┌──
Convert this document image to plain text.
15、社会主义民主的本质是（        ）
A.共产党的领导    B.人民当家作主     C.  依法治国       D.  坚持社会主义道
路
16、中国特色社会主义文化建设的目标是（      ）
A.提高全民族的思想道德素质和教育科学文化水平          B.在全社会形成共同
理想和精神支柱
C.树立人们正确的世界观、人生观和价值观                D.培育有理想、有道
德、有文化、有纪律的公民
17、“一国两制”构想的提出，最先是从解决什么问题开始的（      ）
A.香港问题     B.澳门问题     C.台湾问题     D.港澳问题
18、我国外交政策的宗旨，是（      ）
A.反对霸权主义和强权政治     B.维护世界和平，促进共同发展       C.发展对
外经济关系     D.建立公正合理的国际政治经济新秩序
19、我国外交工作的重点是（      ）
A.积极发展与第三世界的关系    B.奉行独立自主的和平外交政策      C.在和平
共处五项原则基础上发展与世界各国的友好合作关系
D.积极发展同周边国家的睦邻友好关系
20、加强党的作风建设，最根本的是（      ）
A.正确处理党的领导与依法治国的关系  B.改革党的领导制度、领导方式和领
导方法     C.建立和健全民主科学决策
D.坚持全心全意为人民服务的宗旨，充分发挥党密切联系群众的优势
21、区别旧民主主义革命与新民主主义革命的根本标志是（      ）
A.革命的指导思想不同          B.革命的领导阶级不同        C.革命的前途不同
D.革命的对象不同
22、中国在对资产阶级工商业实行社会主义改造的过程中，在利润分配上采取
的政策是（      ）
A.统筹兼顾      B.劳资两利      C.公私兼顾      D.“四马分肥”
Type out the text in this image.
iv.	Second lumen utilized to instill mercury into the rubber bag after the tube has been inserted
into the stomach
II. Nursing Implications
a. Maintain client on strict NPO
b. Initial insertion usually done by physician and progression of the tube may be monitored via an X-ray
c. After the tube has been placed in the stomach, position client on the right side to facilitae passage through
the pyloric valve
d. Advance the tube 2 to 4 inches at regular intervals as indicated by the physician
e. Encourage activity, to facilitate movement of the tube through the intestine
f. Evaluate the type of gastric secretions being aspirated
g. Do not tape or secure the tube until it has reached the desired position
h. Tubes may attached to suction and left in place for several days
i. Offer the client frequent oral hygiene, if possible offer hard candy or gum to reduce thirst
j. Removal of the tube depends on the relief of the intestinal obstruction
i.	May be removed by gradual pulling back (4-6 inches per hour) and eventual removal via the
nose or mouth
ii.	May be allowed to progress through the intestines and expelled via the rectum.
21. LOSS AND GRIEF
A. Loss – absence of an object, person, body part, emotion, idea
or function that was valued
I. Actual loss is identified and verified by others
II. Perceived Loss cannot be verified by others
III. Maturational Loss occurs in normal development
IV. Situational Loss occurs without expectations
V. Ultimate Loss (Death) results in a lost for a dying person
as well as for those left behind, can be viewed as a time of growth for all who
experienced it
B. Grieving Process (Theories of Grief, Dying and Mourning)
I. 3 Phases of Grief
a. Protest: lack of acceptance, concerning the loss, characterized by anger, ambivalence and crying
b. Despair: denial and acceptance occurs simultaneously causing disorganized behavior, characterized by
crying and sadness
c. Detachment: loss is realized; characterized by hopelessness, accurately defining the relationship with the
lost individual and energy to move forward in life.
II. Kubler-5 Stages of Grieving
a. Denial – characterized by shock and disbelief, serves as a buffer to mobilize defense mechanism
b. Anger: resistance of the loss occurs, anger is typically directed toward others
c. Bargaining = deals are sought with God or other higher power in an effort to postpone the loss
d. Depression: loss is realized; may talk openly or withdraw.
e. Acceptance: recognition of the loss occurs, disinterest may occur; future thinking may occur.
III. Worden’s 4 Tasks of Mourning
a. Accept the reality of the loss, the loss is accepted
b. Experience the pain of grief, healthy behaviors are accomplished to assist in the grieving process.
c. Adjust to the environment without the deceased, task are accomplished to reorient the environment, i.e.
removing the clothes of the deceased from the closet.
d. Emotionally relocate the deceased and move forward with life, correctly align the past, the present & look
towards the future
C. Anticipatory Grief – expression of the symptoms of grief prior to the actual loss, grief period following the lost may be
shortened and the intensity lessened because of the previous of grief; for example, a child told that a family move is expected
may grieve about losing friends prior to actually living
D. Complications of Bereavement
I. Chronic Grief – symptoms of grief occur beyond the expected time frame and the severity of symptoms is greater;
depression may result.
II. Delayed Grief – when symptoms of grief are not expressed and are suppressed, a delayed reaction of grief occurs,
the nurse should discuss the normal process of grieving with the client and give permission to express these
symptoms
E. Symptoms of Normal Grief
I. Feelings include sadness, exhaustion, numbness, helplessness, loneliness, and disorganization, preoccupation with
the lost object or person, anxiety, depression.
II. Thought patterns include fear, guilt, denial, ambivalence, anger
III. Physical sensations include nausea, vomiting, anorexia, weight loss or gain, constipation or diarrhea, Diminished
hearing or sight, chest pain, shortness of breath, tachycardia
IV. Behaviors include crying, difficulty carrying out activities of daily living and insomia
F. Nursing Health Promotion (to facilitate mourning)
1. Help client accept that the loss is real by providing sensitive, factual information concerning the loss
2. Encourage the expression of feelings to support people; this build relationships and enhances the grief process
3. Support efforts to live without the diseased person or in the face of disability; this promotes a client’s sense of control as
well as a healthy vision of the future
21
└──
Using the records above, select and copy every line that has the word "facilitate".

e. Encourage activity, to facilitate movement of the tube through the intestine
F. Nursing Health Promotion (to facilitate mourning)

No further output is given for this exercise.